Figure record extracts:
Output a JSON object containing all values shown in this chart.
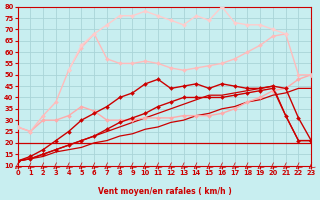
{
  "xlabel": "Vent moyen/en rafales ( km/h )",
  "bg_color": "#c8eef0",
  "grid_color": "#aad4d8",
  "xlim": [
    0,
    23
  ],
  "ylim": [
    10,
    80
  ],
  "yticks": [
    10,
    15,
    20,
    25,
    30,
    35,
    40,
    45,
    50,
    55,
    60,
    65,
    70,
    75,
    80
  ],
  "xticks": [
    0,
    1,
    2,
    3,
    4,
    5,
    6,
    7,
    8,
    9,
    10,
    11,
    12,
    13,
    14,
    15,
    16,
    17,
    18,
    19,
    20,
    21,
    22,
    23
  ],
  "series": [
    {
      "x": [
        0,
        23
      ],
      "y": [
        20,
        20
      ],
      "color": "#cc0000",
      "lw": 0.9,
      "marker": null,
      "ms": 0,
      "zorder": 2
    },
    {
      "x": [
        0,
        1,
        2,
        3,
        4,
        5,
        6,
        7,
        8,
        9,
        10,
        11,
        12,
        13,
        14,
        15,
        16,
        17,
        18,
        19,
        20,
        21,
        22,
        23
      ],
      "y": [
        12,
        13,
        14,
        16,
        17,
        18,
        20,
        21,
        23,
        24,
        26,
        27,
        29,
        30,
        32,
        33,
        35,
        36,
        38,
        39,
        41,
        42,
        44,
        44
      ],
      "color": "#cc0000",
      "lw": 0.9,
      "marker": null,
      "ms": 0,
      "zorder": 3
    },
    {
      "x": [
        0,
        1,
        2,
        3,
        4,
        5,
        6,
        7,
        8,
        9,
        10,
        11,
        12,
        13,
        14,
        15,
        16,
        17,
        18,
        19,
        20,
        21,
        22,
        23
      ],
      "y": [
        12,
        13,
        15,
        17,
        19,
        21,
        23,
        25,
        27,
        29,
        31,
        33,
        35,
        37,
        39,
        41,
        41,
        42,
        43,
        44,
        45,
        32,
        21,
        21
      ],
      "color": "#cc0000",
      "lw": 0.9,
      "marker": null,
      "ms": 0,
      "zorder": 3
    },
    {
      "x": [
        0,
        1,
        2,
        3,
        4,
        5,
        6,
        7,
        8,
        9,
        10,
        11,
        12,
        13,
        14,
        15,
        16,
        17,
        18,
        19,
        20,
        21,
        22,
        23
      ],
      "y": [
        12,
        13,
        15,
        17,
        19,
        21,
        23,
        26,
        29,
        31,
        33,
        36,
        38,
        40,
        40,
        40,
        40,
        41,
        42,
        43,
        44,
        32,
        21,
        21
      ],
      "color": "#cc0000",
      "lw": 1.0,
      "marker": "D",
      "ms": 2.0,
      "zorder": 5
    },
    {
      "x": [
        0,
        1,
        2,
        3,
        4,
        5,
        6,
        7,
        8,
        9,
        10,
        11,
        12,
        13,
        14,
        15,
        16,
        17,
        18,
        19,
        20,
        21,
        22,
        23
      ],
      "y": [
        12,
        14,
        17,
        21,
        25,
        30,
        33,
        36,
        40,
        42,
        46,
        48,
        44,
        45,
        46,
        44,
        46,
        45,
        44,
        44,
        45,
        44,
        31,
        21
      ],
      "color": "#cc0000",
      "lw": 1.0,
      "marker": "D",
      "ms": 2.0,
      "zorder": 5
    },
    {
      "x": [
        0,
        1,
        2,
        3,
        4,
        5,
        6,
        7,
        8,
        9,
        10,
        11,
        12,
        13,
        14,
        15,
        16,
        17,
        18,
        19,
        20,
        21,
        22,
        23
      ],
      "y": [
        27,
        25,
        30,
        30,
        32,
        36,
        34,
        30,
        30,
        30,
        31,
        31,
        31,
        32,
        32,
        32,
        33,
        35,
        38,
        40,
        43,
        44,
        48,
        50
      ],
      "color": "#ffaaaa",
      "lw": 1.0,
      "marker": "D",
      "ms": 2.0,
      "zorder": 3
    },
    {
      "x": [
        0,
        1,
        2,
        3,
        4,
        5,
        6,
        7,
        8,
        9,
        10,
        11,
        12,
        13,
        14,
        15,
        16,
        17,
        18,
        19,
        20,
        21,
        22,
        23
      ],
      "y": [
        27,
        25,
        32,
        38,
        52,
        62,
        68,
        57,
        55,
        55,
        56,
        55,
        53,
        52,
        53,
        54,
        55,
        57,
        60,
        63,
        67,
        68,
        50,
        50
      ],
      "color": "#ffbbbb",
      "lw": 1.0,
      "marker": "D",
      "ms": 2.0,
      "zorder": 3
    },
    {
      "x": [
        4,
        5,
        6,
        7,
        8,
        9,
        10,
        11,
        12,
        13,
        14,
        15,
        16,
        17,
        18,
        19,
        20,
        21
      ],
      "y": [
        52,
        63,
        68,
        72,
        76,
        76,
        78,
        76,
        74,
        72,
        76,
        74,
        80,
        73,
        72,
        72,
        70,
        68
      ],
      "color": "#ffcccc",
      "lw": 1.0,
      "marker": "D",
      "ms": 2.0,
      "zorder": 3
    }
  ]
}
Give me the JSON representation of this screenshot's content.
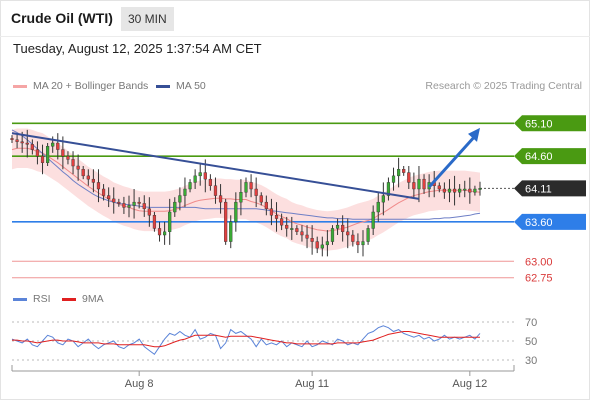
{
  "header": {
    "title": "Crude Oil (WTI)",
    "interval": "30 MIN",
    "timestamp": "Tuesday, August 12, 2025 1:37:54 AM CET"
  },
  "legend": {
    "ma20_bb": "MA 20 + Bollinger Bands",
    "ma50": "MA 50",
    "credit": "Research © 2025 Trading Central"
  },
  "rsi_legend": {
    "rsi": "RSI",
    "ma9": "9MA"
  },
  "colors": {
    "resistance": "#4a9a12",
    "support": "#2e7ee8",
    "weak_level": "#e86a6a",
    "trendline": "#364f96",
    "bollinger": "#fbd4d4",
    "ma20": "#f08a8a",
    "ma50": "#6e7fc6",
    "bull_candle": "#3aaa35",
    "bear_candle": "#e04040",
    "rsi": "#5b84d8",
    "rsi_ma": "#e02020"
  },
  "chart_data": {
    "type": "candlestick",
    "y_range": [
      62.7,
      65.5
    ],
    "x_ticks": [
      "Aug 8",
      "Aug 11",
      "Aug 12"
    ],
    "last_price": 64.11,
    "levels": [
      {
        "value": 65.1,
        "label": "65.10",
        "kind": "resistance",
        "style": "flag"
      },
      {
        "value": 64.6,
        "label": "64.60",
        "kind": "resistance",
        "style": "flag"
      },
      {
        "value": 64.11,
        "label": "64.11",
        "kind": "last",
        "style": "flag"
      },
      {
        "value": 63.6,
        "label": "63.60",
        "kind": "support",
        "style": "flag"
      },
      {
        "value": 63.0,
        "label": "63.00",
        "kind": "weak",
        "style": "text"
      },
      {
        "value": 62.75,
        "label": "62.75",
        "kind": "weak",
        "style": "text"
      }
    ],
    "close": [
      64.85,
      64.82,
      64.8,
      64.78,
      64.7,
      64.6,
      64.5,
      64.75,
      64.8,
      64.7,
      64.6,
      64.55,
      64.45,
      64.4,
      64.3,
      64.25,
      64.2,
      64.1,
      64.0,
      63.95,
      63.9,
      63.88,
      63.82,
      63.85,
      63.9,
      63.88,
      63.8,
      63.7,
      63.5,
      63.4,
      63.45,
      63.75,
      63.9,
      64.0,
      64.1,
      64.2,
      64.3,
      64.35,
      64.25,
      64.15,
      64.0,
      63.9,
      63.3,
      63.6,
      63.9,
      64.05,
      64.2,
      64.1,
      64.0,
      63.9,
      63.8,
      63.7,
      63.65,
      63.55,
      63.5,
      63.5,
      63.45,
      63.4,
      63.35,
      63.3,
      63.2,
      63.25,
      63.3,
      63.5,
      63.55,
      63.45,
      63.4,
      63.3,
      63.25,
      63.3,
      63.5,
      63.75,
      63.9,
      64.0,
      64.2,
      64.3,
      64.4,
      64.35,
      64.2,
      64.1,
      64.25,
      64.1,
      64.2,
      64.15,
      64.1,
      64.05,
      64.1,
      64.05,
      64.1,
      64.1,
      64.05,
      64.1,
      64.11
    ],
    "ma20": [
      64.7,
      64.72,
      64.72,
      64.72,
      64.7,
      64.67,
      64.65,
      64.6,
      64.55,
      64.5,
      64.44,
      64.38,
      64.32,
      64.26,
      64.2,
      64.14,
      64.09,
      64.04,
      63.99,
      63.95,
      63.9,
      63.87,
      63.84,
      63.82,
      63.79,
      63.77,
      63.76,
      63.76,
      63.76,
      63.76,
      63.76,
      63.77,
      63.79,
      63.81,
      63.85,
      63.88,
      63.91,
      63.93,
      63.94,
      63.95,
      63.96,
      63.96,
      63.95,
      63.95,
      63.94,
      63.94,
      63.94,
      63.91,
      63.89,
      63.86,
      63.82,
      63.77,
      63.72,
      63.68,
      63.65,
      63.6,
      63.57,
      63.55,
      63.52,
      63.5,
      63.48,
      63.47,
      63.46,
      63.47,
      63.48,
      63.5,
      63.52,
      63.55,
      63.58,
      63.6,
      63.62,
      63.65,
      63.7,
      63.74,
      63.79,
      63.84,
      63.89,
      63.93,
      63.97,
      64.0,
      64.02,
      64.04,
      64.06,
      64.07,
      64.08,
      64.08,
      64.08,
      64.08,
      64.08,
      64.08,
      64.07,
      64.06,
      64.05
    ],
    "ma50": [
      65.0,
      64.96,
      64.91,
      64.85,
      64.78,
      64.71,
      64.64,
      64.57,
      64.5,
      64.43,
      64.36,
      64.3,
      64.23,
      64.17,
      64.12,
      64.07,
      64.02,
      63.98,
      63.95,
      63.92,
      63.9,
      63.88,
      63.87,
      63.86,
      63.85,
      63.84,
      63.83,
      63.82,
      63.82,
      63.82,
      63.82,
      63.82,
      63.82,
      63.82,
      63.82,
      63.82,
      63.82,
      63.81,
      63.8,
      63.8,
      63.8,
      63.8,
      63.8,
      63.8,
      63.8,
      63.8,
      63.8,
      63.8,
      63.8,
      63.79,
      63.78,
      63.77,
      63.76,
      63.75,
      63.74,
      63.73,
      63.72,
      63.71,
      63.7,
      63.69,
      63.68,
      63.67,
      63.66,
      63.66,
      63.65,
      63.65,
      63.65,
      63.64,
      63.64,
      63.64,
      63.64,
      63.64,
      63.64,
      63.64,
      63.64,
      63.64,
      63.64,
      63.64,
      63.64,
      63.64,
      63.64,
      63.64,
      63.64,
      63.65,
      63.65,
      63.66,
      63.66,
      63.67,
      63.68,
      63.69,
      63.7,
      63.72,
      63.73
    ],
    "bollinger_width": 0.3,
    "trendline": [
      [
        0,
        64.95
      ],
      [
        80,
        63.95
      ]
    ],
    "projection": [
      [
        82,
        64.13
      ],
      [
        92,
        65.03
      ]
    ],
    "rsi": {
      "y_ticks": [
        70,
        50,
        30
      ],
      "rsi": [
        52,
        50,
        48,
        52,
        46,
        44,
        50,
        56,
        54,
        48,
        46,
        52,
        50,
        44,
        48,
        52,
        46,
        42,
        46,
        48,
        50,
        44,
        42,
        46,
        48,
        52,
        44,
        40,
        36,
        44,
        52,
        58,
        56,
        60,
        56,
        54,
        62,
        52,
        54,
        58,
        56,
        42,
        48,
        62,
        58,
        60,
        56,
        52,
        44,
        52,
        46,
        48,
        46,
        50,
        44,
        48,
        46,
        44,
        50,
        44,
        46,
        50,
        48,
        46,
        52,
        50,
        46,
        48,
        46,
        52,
        58,
        60,
        64,
        66,
        64,
        60,
        62,
        58,
        56,
        54,
        56,
        52,
        54,
        50,
        52,
        56,
        52,
        54,
        52,
        54,
        56,
        52,
        58
      ],
      "ma9": [
        51,
        51,
        50,
        50,
        49,
        48,
        49,
        50,
        51,
        51,
        50,
        50,
        50,
        49,
        48,
        48,
        48,
        48,
        47,
        47,
        47,
        46,
        46,
        46,
        46,
        46,
        46,
        45,
        44,
        44,
        45,
        47,
        49,
        51,
        52,
        54,
        56,
        56,
        56,
        56,
        56,
        55,
        54,
        55,
        55,
        55,
        55,
        55,
        54,
        53,
        52,
        51,
        50,
        49,
        48,
        48,
        47,
        47,
        47,
        47,
        47,
        47,
        47,
        47,
        48,
        48,
        48,
        48,
        48,
        49,
        50,
        51,
        53,
        55,
        57,
        58,
        59,
        60,
        60,
        59,
        58,
        57,
        56,
        55,
        54,
        54,
        54,
        54,
        54,
        54,
        54,
        54,
        54
      ]
    }
  }
}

**TASK OBJECTIVE**
Identify each line of the material where the word "JSON" shows up, and copy it.

**TASK OUTPUT**
Output a JSON object containing all values shown in this chart.
Give me the JSON representation of this screenshot's content.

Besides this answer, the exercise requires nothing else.